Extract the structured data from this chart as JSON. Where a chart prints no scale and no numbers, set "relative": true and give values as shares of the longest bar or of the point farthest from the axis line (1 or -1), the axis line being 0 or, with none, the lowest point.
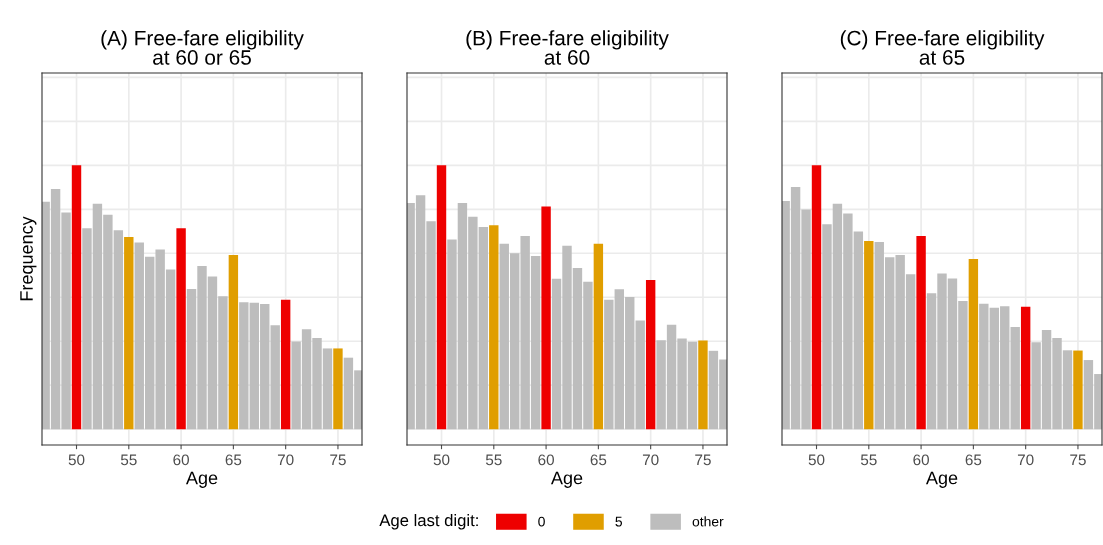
{
  "chart_data": [
    {
      "type": "bar",
      "title": "(A) Free-fare eligibility\nat 60 or 65",
      "xlabel": "Age",
      "ylabel": "Frequency",
      "relative": true,
      "xlim": [
        46.7,
        77.3
      ],
      "xticks": [
        50,
        55,
        60,
        65,
        70,
        75
      ],
      "tick_labels": "x",
      "grid": true,
      "legend": "bottom",
      "legend_title": "Age last digit:",
      "series": [
        {
          "name": "0",
          "color": "#ee0000",
          "x": [
            50,
            60,
            70
          ],
          "values": [
            1,
            0.762,
            0.491
          ]
        },
        {
          "name": "5",
          "color": "#e09e00",
          "x": [
            55,
            65,
            75
          ],
          "values": [
            0.728,
            0.66,
            0.306
          ]
        },
        {
          "name": "other",
          "color": "#bdbdbd",
          "x": [
            47,
            48,
            49,
            51,
            52,
            53,
            54,
            56,
            57,
            58,
            59,
            61,
            62,
            63,
            64,
            66,
            67,
            68,
            69,
            71,
            72,
            73,
            74,
            76,
            77
          ],
          "values": [
            0.862,
            0.91,
            0.821,
            0.762,
            0.854,
            0.813,
            0.754,
            0.708,
            0.654,
            0.681,
            0.605,
            0.531,
            0.618,
            0.579,
            0.504,
            0.481,
            0.479,
            0.474,
            0.394,
            0.332,
            0.379,
            0.346,
            0.306,
            0.271,
            0.223
          ]
        }
      ]
    },
    {
      "type": "bar",
      "title": "(B) Free-fare eligibility\nat 60",
      "xlabel": "Age",
      "relative": true,
      "xlim": [
        46.7,
        77.3
      ],
      "xticks": [
        50,
        55,
        60,
        65,
        70,
        75
      ],
      "tick_labels": "x",
      "grid": true,
      "series": [
        {
          "color": "#ee0000",
          "x": [
            50,
            60,
            70
          ],
          "values": [
            1,
            0.844,
            0.565
          ]
        },
        {
          "color": "#e09e00",
          "x": [
            55,
            65,
            75
          ],
          "values": [
            0.773,
            0.703,
            0.336
          ]
        },
        {
          "color": "#bdbdbd",
          "x": [
            47,
            48,
            49,
            51,
            52,
            53,
            54,
            56,
            57,
            58,
            59,
            61,
            62,
            63,
            64,
            66,
            67,
            68,
            69,
            71,
            72,
            73,
            74,
            76,
            77
          ],
          "values": [
            0.857,
            0.887,
            0.788,
            0.719,
            0.857,
            0.805,
            0.766,
            0.703,
            0.667,
            0.732,
            0.656,
            0.57,
            0.695,
            0.611,
            0.559,
            0.491,
            0.53,
            0.501,
            0.412,
            0.337,
            0.396,
            0.344,
            0.331,
            0.297,
            0.264
          ]
        }
      ]
    },
    {
      "type": "bar",
      "title": "(C) Free-fare eligibility\nat 65",
      "xlabel": "Age",
      "relative": true,
      "xlim": [
        46.7,
        77.3
      ],
      "xticks": [
        50,
        55,
        60,
        65,
        70,
        75
      ],
      "tick_labels": "x",
      "grid": true,
      "series": [
        {
          "color": "#ee0000",
          "x": [
            50,
            60,
            70
          ],
          "values": [
            1,
            0.732,
            0.464
          ]
        },
        {
          "color": "#e09e00",
          "x": [
            55,
            65,
            75
          ],
          "values": [
            0.713,
            0.645,
            0.298
          ]
        },
        {
          "color": "#bdbdbd",
          "x": [
            47,
            48,
            49,
            51,
            52,
            53,
            54,
            56,
            57,
            58,
            59,
            61,
            62,
            63,
            64,
            66,
            67,
            68,
            69,
            71,
            72,
            73,
            74,
            76,
            77
          ],
          "values": [
            0.865,
            0.918,
            0.833,
            0.777,
            0.854,
            0.817,
            0.749,
            0.709,
            0.652,
            0.66,
            0.587,
            0.515,
            0.59,
            0.571,
            0.486,
            0.475,
            0.46,
            0.466,
            0.387,
            0.329,
            0.376,
            0.346,
            0.299,
            0.262,
            0.209
          ]
        }
      ]
    }
  ]
}
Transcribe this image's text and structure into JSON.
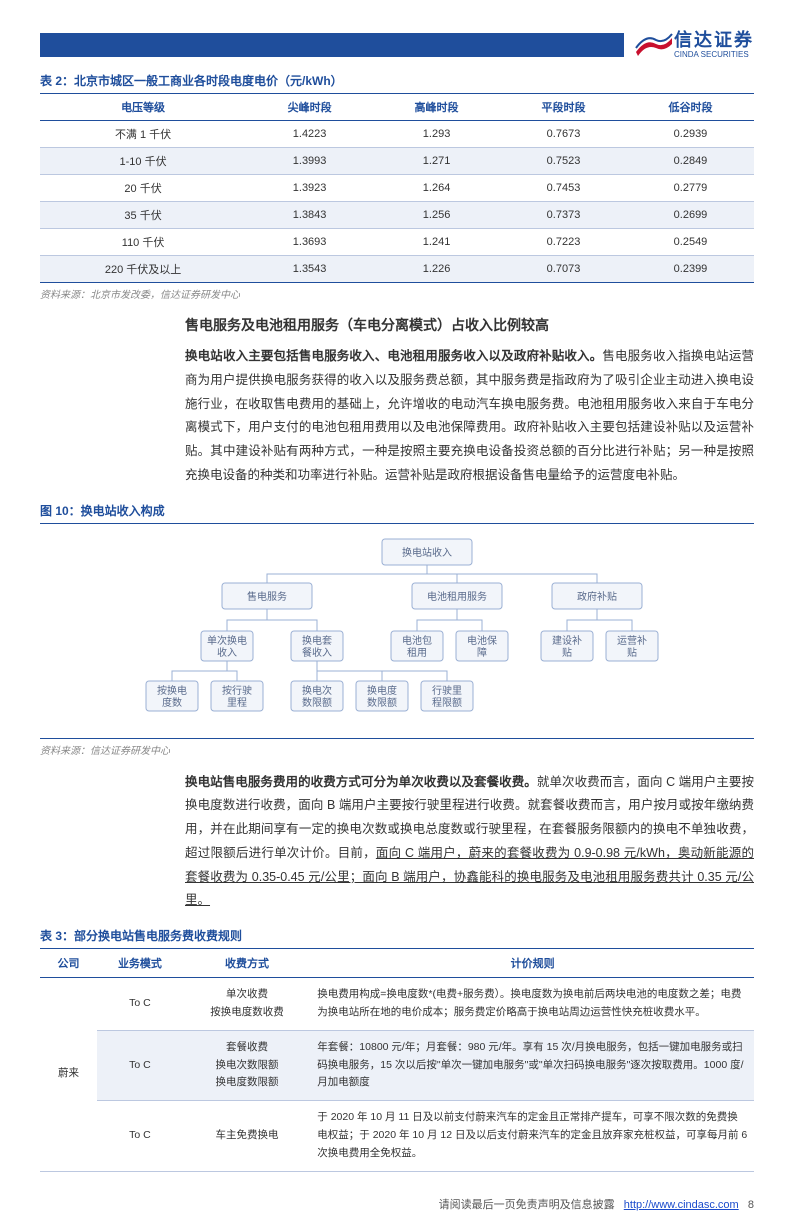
{
  "logo": {
    "cn": "信达证券",
    "en": "CINDA SECURITIES"
  },
  "table2": {
    "caption": "表 2：北京市城区一般工商业各时段电度电价（元/kWh）",
    "columns": [
      "电压等级",
      "尖峰时段",
      "高峰时段",
      "平段时段",
      "低谷时段"
    ],
    "rows": [
      [
        "不满 1 千伏",
        "1.4223",
        "1.293",
        "0.7673",
        "0.2939"
      ],
      [
        "1-10 千伏",
        "1.3993",
        "1.271",
        "0.7523",
        "0.2849"
      ],
      [
        "20 千伏",
        "1.3923",
        "1.264",
        "0.7453",
        "0.2779"
      ],
      [
        "35 千伏",
        "1.3843",
        "1.256",
        "0.7373",
        "0.2699"
      ],
      [
        "110 千伏",
        "1.3693",
        "1.241",
        "0.7223",
        "0.2549"
      ],
      [
        "220 千伏及以上",
        "1.3543",
        "1.226",
        "0.7073",
        "0.2399"
      ]
    ],
    "source": "资料来源：北京市发改委，信达证券研发中心"
  },
  "section1": {
    "subhead": "售电服务及电池租用服务（车电分离模式）占收入比例较高",
    "para_bold": "换电站收入主要包括售电服务收入、电池租用服务收入以及政府补贴收入。",
    "para_rest": "售电服务收入指换电站运营商为用户提供换电服务获得的收入以及服务费总额，其中服务费是指政府为了吸引企业主动进入换电设施行业，在收取售电费用的基础上，允许增收的电动汽车换电服务费。电池租用服务收入来自于车电分离模式下，用户支付的电池包租用费用以及电池保障费用。政府补贴收入主要包括建设补贴以及运营补贴。其中建设补贴有两种方式，一种是按照主要充换电设备投资总额的百分比进行补贴；另一种是按照充换电设备的种类和功率进行补贴。运营补贴是政府根据设备售电量给予的运营度电补贴。"
  },
  "fig10": {
    "caption": "图 10：换电站收入构成",
    "source": "资料来源：信达证券研发中心",
    "nodes": {
      "root": "换电站收入",
      "l1a": "售电服务",
      "l1b": "电池租用服务",
      "l1c": "政府补贴",
      "l2a": "单次换电\n收入",
      "l2b": "换电套\n餐收入",
      "l2c": "电池包\n租用",
      "l2d": "电池保\n障",
      "l2e": "建设补\n贴",
      "l2f": "运营补\n贴",
      "l3a": "按换电\n度数",
      "l3b": "按行驶\n里程",
      "l3c": "换电次\n数限额",
      "l3d": "换电度\n数限额",
      "l3e": "行驶里\n程限额"
    },
    "style": {
      "box_fill": "#f2f5fa",
      "box_stroke": "#9bb0d4",
      "text_color": "#5a6b8c",
      "line_color": "#9bb0d4",
      "w_wide": 90,
      "w_med": 52,
      "h": 26,
      "h2": 30
    }
  },
  "section2": {
    "para_bold": "换电站售电服务费用的收费方式可分为单次收费以及套餐收费。",
    "para_rest_a": "就单次收费而言，面向 C 端用户主要按换电度数进行收费，面向 B 端用户主要按行驶里程进行收费。就套餐收费而言，用户按月或按年缴纳费用，并在此期间享有一定的换电次数或换电总度数或行驶里程，在套餐服务限额内的换电不单独收费，超过限额后进行单次计价。目前，",
    "para_ul": "面向 C 端用户，蔚来的套餐收费为 0.9-0.98 元/kWh，奥动新能源的套餐收费为 0.35-0.45 元/公里；面向 B 端用户，协鑫能科的换电服务及电池租用服务费共计 0.35 元/公里。"
  },
  "table3": {
    "caption": "表 3：部分换电站售电服务费收费规则",
    "columns": [
      "公司",
      "业务模式",
      "收费方式",
      "计价规则"
    ],
    "col_widths": [
      "8%",
      "12%",
      "18%",
      "62%"
    ],
    "company": "蔚来",
    "rows": [
      {
        "mode": "To C",
        "method": "单次收费\n按换电度数收费",
        "rule": "换电费用构成=换电度数*(电费+服务费）。换电度数为换电前后两块电池的电度数之差；电费为换电站所在地的电价成本；服务费定价略高于换电站周边运营性快充桩收费水平。",
        "shade": false
      },
      {
        "mode": "To C",
        "method": "套餐收费\n换电次数限额\n换电度数限额",
        "rule": "年套餐：10800 元/年；月套餐：980 元/年。享有 15 次/月换电服务，包括一键加电服务或扫码换电服务，15 次以后按\"单次一键加电服务\"或\"单次扫码换电服务\"逐次按取费用。1000 度/月加电额度",
        "shade": true
      },
      {
        "mode": "To C",
        "method": "车主免费换电",
        "rule": "于 2020 年 10 月 11 日及以前支付蔚来汽车的定金且正常排产提车，可享不限次数的免费换电权益；于 2020 年 10 月 12 日及以后支付蔚来汽车的定金且放弃家充桩权益，可享每月前 6 次换电费用全免权益。",
        "shade": false
      }
    ]
  },
  "footer": {
    "text": "请阅读最后一页免责声明及信息披露",
    "link": "http://www.cindasc.com",
    "page": "8"
  }
}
------------
> **The problem**
Show all lines from the data above in which the word "rule" appears.

> **Solved exercise**
        "rule": "换电费用构成=换电度数*(电费+服务费）。换电度数为换电前后两块电池的电度数之差；电费为换电站所在地的电价成本；服务费定价略高于换电站周边运营性快充桩收费水平。",
        "rule": "年套餐：10800 元/年；月套餐：980 元/年。享有 15 次/月换电服务，包括一键加电服务或扫码换电服务，15 次以后按\"单次一键加电服务\"或\"单次扫码换电服务\"逐次按取费用。1000 度/月加电额度",
        "rule": "于 2020 年 10 月 11 日及以前支付蔚来汽车的定金且正常排产提车，可享不限次数的免费换电权益；于 2020 年 10 月 12 日及以后支付蔚来汽车的定金且放弃家充桩权益，可享每月前 6 次换电费用全免权益。",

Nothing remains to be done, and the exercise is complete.